↓↓↓

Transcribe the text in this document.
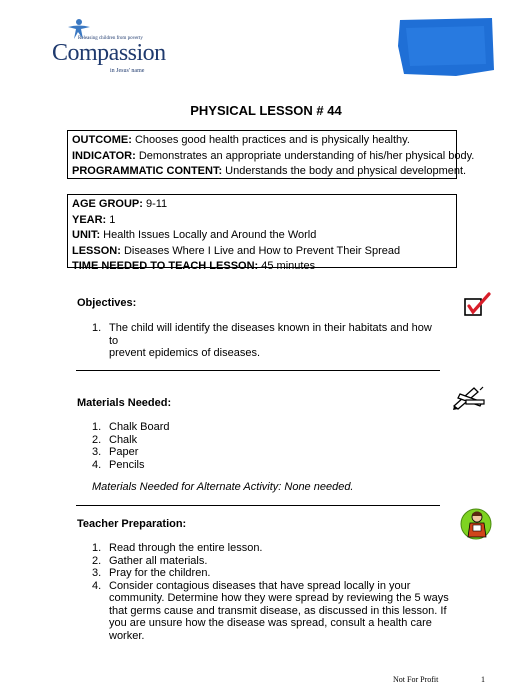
Releasing children from poverty
Compassion
in Jesus' name
PHYSICAL LESSON # 44
OUTCOME: Chooses good health practices and is physically healthy.
INDICATOR: Demonstrates an appropriate understanding of his/her physical body.
PROGRAMMATIC CONTENT: Understands the body and physical development.
AGE GROUP: 9-11
YEAR: 1
UNIT: Health Issues Locally and Around the World
LESSON: Diseases Where I Live and How to Prevent Their Spread
TIME NEEDED TO TEACH LESSON: 45 minutes
Objectives:
1. The child will identify the diseases known in their habitats and how to
prevent epidemics of diseases.
Materials Needed:
1. Chalk Board
2. Chalk
3. Paper
4. Pencils
Materials Needed for Alternate Activity: None needed.
Teacher Preparation:
1. Read through the entire lesson.
2. Gather all materials.
3. Pray for the children.
4. Consider contagious diseases that have spread locally in your
community. Determine how they were spread by reviewing the 5 ways
that germs cause and transmit disease, as discussed in this lesson. If
you are unsure how the disease was spread, consult a health care
worker.
Not For Profit	1
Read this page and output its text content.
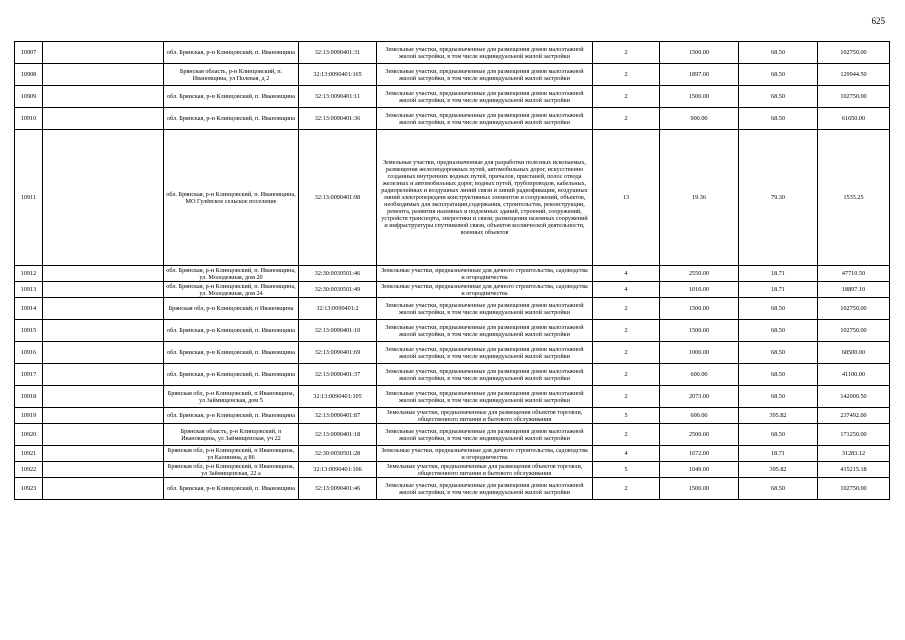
625
10907		обл. Брянская, р-н Клинцовский, п. Ивановщина	32:13:0090401:31	Земельные участки, предназначенные для размещения домов малоэтажной жилой застройки, в том числе индивидуальной жилой застройки	2	1500.00	68.50	102750.00
10908		Брянская область, р-н Клинцовский, п. Ивановщина, ул Полевая, д 2	32:13:0090401:165	Земельные участки, предназначенные для размещения домов малоэтажной жилой застройки, в том числе индивидуальной жилой застройки	2	1897.00	68.50	129944.50
10909		обл. Брянская, р-н Клинцовский, п. Ивановщина	32:13:0090401:11	Земельные участки, предназначенные для размещения домов малоэтажной жилой застройки, в том числе индивидуальной жилой застройки	2	1500.00	68.50	102750.00
10910		обл. Брянская, р-н Клинцовский, п. Ивановщина	32:13:0090401:36	Земельные участки, предназначенные для размещения домов малоэтажной жилой застройки, в том числе индивидуальной жилой застройки	2	900.00	68.50	61650.00
10911		обл. Брянская, р-н Клинцовский, п. Ивановщина, МО Гулёвское сельское поселение	32:13:0090401:98	Земельные участки, предназначенные для разработки полезных ископаемых, размещения железнодорожных путей, автомобильных дорог, искусственно созданных внутренних водных путей, причалов, пристаней, полос отвода железных и автомобильных дорог, водных путей, трубопроводов, кабельных, радиорелейных и воздушных линий связи и линий радиофикации, воздушных линий электропередачи конструктивных элементов и сооружений, объектов, необходимых для эксплуатации,содержания, строительства, реконструкции, ремонта, развития наземных и подземных зданий, строений, сооружений, устройств транспорта, энергетики и связи; размещения наземных сооружений и инфраструктуры спутниковой связи, объектов космической деятельности, военных объектов	13	19.36	79.30	1535.25
10912		обл. Брянская, р-н Клинцовский, п. Ивановщина, ул. Молодежная, дом 20	32:30:0030501:46	Земельные участки, предназначенные для дачного строительства, садоводства и огородничества	4	2550.00	18.71	47710.50
10913		обл. Брянская, р-н Клинцовский, п. Ивановщина, ул. Молодежная, дом 24	32:30:0030501:49	Земельные участки, предназначенные для дачного строительства, садоводства и огородничества	4	1010.00	18.71	18897.10
10914		Брянская обл, р-н Клинцовский, п Ивановщина	32:13:0090401:2	Земельные участки, предназначенные для размещения домов малоэтажной жилой застройки, в том числе индивидуальной жилой застройки	2	1500.00	68.50	102750.00
10915		обл. Брянская, р-н Клинцовский, п. Ивановщина	32:13:0090401:10	Земельные участки, предназначенные для размещения домов малоэтажной жилой застройки, в том числе индивидуальной жилой застройки	2	1500.00	68.50	102750.00
10916		обл. Брянская, р-н Клинцовский, п. Ивановщина	32:13:0090401:69	Земельные участки, предназначенные для размещения домов малоэтажной жилой застройки, в том числе индивидуальной жилой застройки	2	1000.00	68.50	68500.00
10917		обл. Брянская, р-н Клинцовский, п. Ивановщина	32:13:0090401:37	Земельные участки, предназначенные для размещения домов малоэтажной жилой застройки, в том числе индивидуальной жилой застройки	2	600.00	68.50	41100.00
10918		Брянская обл, р-н Клинцовский, п Ивановщина, ул Займищенская, дом 5	32:13:0090401:105	Земельные участки, предназначенные для размещения домов малоэтажной жилой застройки, в том числе индивидуальной жилой застройки	2	2073.00	68.50	142000.50
10919		обл. Брянская, р-н Клинцовский, п. Ивановщина	32:13:0090401:87	Земельные участки, предназначенные для размещения объектов торговли, общественного питания и бытового обслуживания	5	600.00	395.82	237492.00
10920		Брянская область, р-н Клинцовский, п Ивановщина, ул Займищенская, уч 22	32:13:0090401:18	Земельные участки, предназначенные для размещения домов малоэтажной жилой застройки, в том числе индивидуальной жилой застройки	2	2500.00	68.50	171250.00
10921		Брянская обл, р-н Клинцовский, п Ивановщина, ул Калинина, д 86	32:30:0030501:28	Земельные участки, предназначенные для дачного строительства, садоводства и огородничества	4	1672.00	18.71	31283.12
10922		Брянская обл, р-н Клинцовский, п Ивановщина, ул Займищенская, 22 а	32:13:0090401:106	Земельные участки, предназначенные для размещения объектов торговли, общественного питания и бытового обслуживания	5	1049.00	395.82	415215.18
10923		обл. Брянская, р-н Клинцовский, п. Ивановщина	32:13:0090401:46	Земельные участки, предназначенные для размещения домов малоэтажной жилой застройки, в том числе индивидуальной жилой застройки	2	1500.00	68.50	102750.00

↑↑↑

**Exercise objective**
Copy the listing exactly. Any image in it stays out of the copy.

**Response**
Transcribe the text in this document.
Releasing children from poverty
Compassion
in Jesus' name
PHYSICAL LESSON # 44
OUTCOME: Chooses good health practices and is physically healthy.
INDICATOR: Demonstrates an appropriate understanding of his/her physical body.
PROGRAMMATIC CONTENT: Understands the body and physical development.
AGE GROUP: 9-11
YEAR: 1
UNIT: Health Issues Locally and Around the World
LESSON: Diseases Where I Live and How to Prevent Their Spread
TIME NEEDED TO TEACH LESSON: 45 minutes
Objectives:
1. The child will identify the diseases known in their habitats and how to
prevent epidemics of diseases.
Materials Needed:
1. Chalk Board
2. Chalk
3. Paper
4. Pencils
Materials Needed for Alternate Activity: None needed.
Teacher Preparation:
1. Read through the entire lesson.
2. Gather all materials.
3. Pray for the children.
4. Consider contagious diseases that have spread locally in your
community. Determine how they were spread by reviewing the 5 ways
that germs cause and transmit disease, as discussed in this lesson. If
you are unsure how the disease was spread, consult a health care
worker.
Not For Profit	1
Read this page and output its text content.
625
10907		обл. Брянская, р-н Клинцовский, п. Ивановщина	32:13:0090401:31	Земельные участки, предназначенные для размещения домов малоэтажной жилой застройки, в том числе индивидуальной жилой застройки	2	1500.00	68.50	102750.00
10908		Брянская область, р-н Клинцовский, п. Ивановщина, ул Полевая, д 2	32:13:0090401:165	Земельные участки, предназначенные для размещения домов малоэтажной жилой застройки, в том числе индивидуальной жилой застройки	2	1897.00	68.50	129944.50
10909		обл. Брянская, р-н Клинцовский, п. Ивановщина	32:13:0090401:11	Земельные участки, предназначенные для размещения домов малоэтажной жилой застройки, в том числе индивидуальной жилой застройки	2	1500.00	68.50	102750.00
10910		обл. Брянская, р-н Клинцовский, п. Ивановщина	32:13:0090401:36	Земельные участки, предназначенные для размещения домов малоэтажной жилой застройки, в том числе индивидуальной жилой застройки	2	900.00	68.50	61650.00
10911		обл. Брянская, р-н Клинцовский, п. Ивановщина, МО Гулёвское сельское поселение	32:13:0090401:98	Земельные участки, предназначенные для разработки полезных ископаемых, размещения железнодорожных путей, автомобильных дорог, искусственно созданных внутренних водных путей, причалов, пристаней, полос отвода железных и автомобильных дорог, водных путей, трубопроводов, кабельных, радиорелейных и воздушных линий связи и линий радиофикации, воздушных линий электропередачи конструктивных элементов и сооружений, объектов, необходимых для эксплуатации,содержания, строительства, реконструкции, ремонта, развития наземных и подземных зданий, строений, сооружений, устройств транспорта, энергетики и связи; размещения наземных сооружений и инфраструктуры спутниковой связи, объектов космической деятельности, военных объектов	13	19.36	79.30	1535.25
10912		обл. Брянская, р-н Клинцовский, п. Ивановщина, ул. Молодежная, дом 20	32:30:0030501:46	Земельные участки, предназначенные для дачного строительства, садоводства и огородничества	4	2550.00	18.71	47710.50
10913		обл. Брянская, р-н Клинцовский, п. Ивановщина, ул. Молодежная, дом 24	32:30:0030501:49	Земельные участки, предназначенные для дачного строительства, садоводства и огородничества	4	1010.00	18.71	18897.10
10914		Брянская обл, р-н Клинцовский, п Ивановщина	32:13:0090401:2	Земельные участки, предназначенные для размещения домов малоэтажной жилой застройки, в том числе индивидуальной жилой застройки	2	1500.00	68.50	102750.00
10915		обл. Брянская, р-н Клинцовский, п. Ивановщина	32:13:0090401:10	Земельные участки, предназначенные для размещения домов малоэтажной жилой застройки, в том числе индивидуальной жилой застройки	2	1500.00	68.50	102750.00
10916		обл. Брянская, р-н Клинцовский, п. Ивановщина	32:13:0090401:69	Земельные участки, предназначенные для размещения домов малоэтажной жилой застройки, в том числе индивидуальной жилой застройки	2	1000.00	68.50	68500.00
10917		обл. Брянская, р-н Клинцовский, п. Ивановщина	32:13:0090401:37	Земельные участки, предназначенные для размещения домов малоэтажной жилой застройки, в том числе индивидуальной жилой застройки	2	600.00	68.50	41100.00
10918		Брянская обл, р-н Клинцовский, п Ивановщина, ул Займищенская, дом 5	32:13:0090401:105	Земельные участки, предназначенные для размещения домов малоэтажной жилой застройки, в том числе индивидуальной жилой застройки	2	2073.00	68.50	142000.50
10919		обл. Брянская, р-н Клинцовский, п. Ивановщина	32:13:0090401:87	Земельные участки, предназначенные для размещения объектов торговли, общественного питания и бытового обслуживания	5	600.00	395.82	237492.00
10920		Брянская область, р-н Клинцовский, п Ивановщина, ул Займищенская, уч 22	32:13:0090401:18	Земельные участки, предназначенные для размещения домов малоэтажной жилой застройки, в том числе индивидуальной жилой застройки	2	2500.00	68.50	171250.00
10921		Брянская обл, р-н Клинцовский, п Ивановщина, ул Калинина, д 86	32:30:0030501:28	Земельные участки, предназначенные для дачного строительства, садоводства и огородничества	4	1672.00	18.71	31283.12
10922		Брянская обл, р-н Клинцовский, п Ивановщина, ул Займищенская, 22 а	32:13:0090401:106	Земельные участки, предназначенные для размещения объектов торговли, общественного питания и бытового обслуживания	5	1049.00	395.82	415215.18
10923		обл. Брянская, р-н Клинцовский, п. Ивановщина	32:13:0090401:46	Земельные участки, предназначенные для размещения домов малоэтажной жилой застройки, в том числе индивидуальной жилой застройки	2	1500.00	68.50	102750.00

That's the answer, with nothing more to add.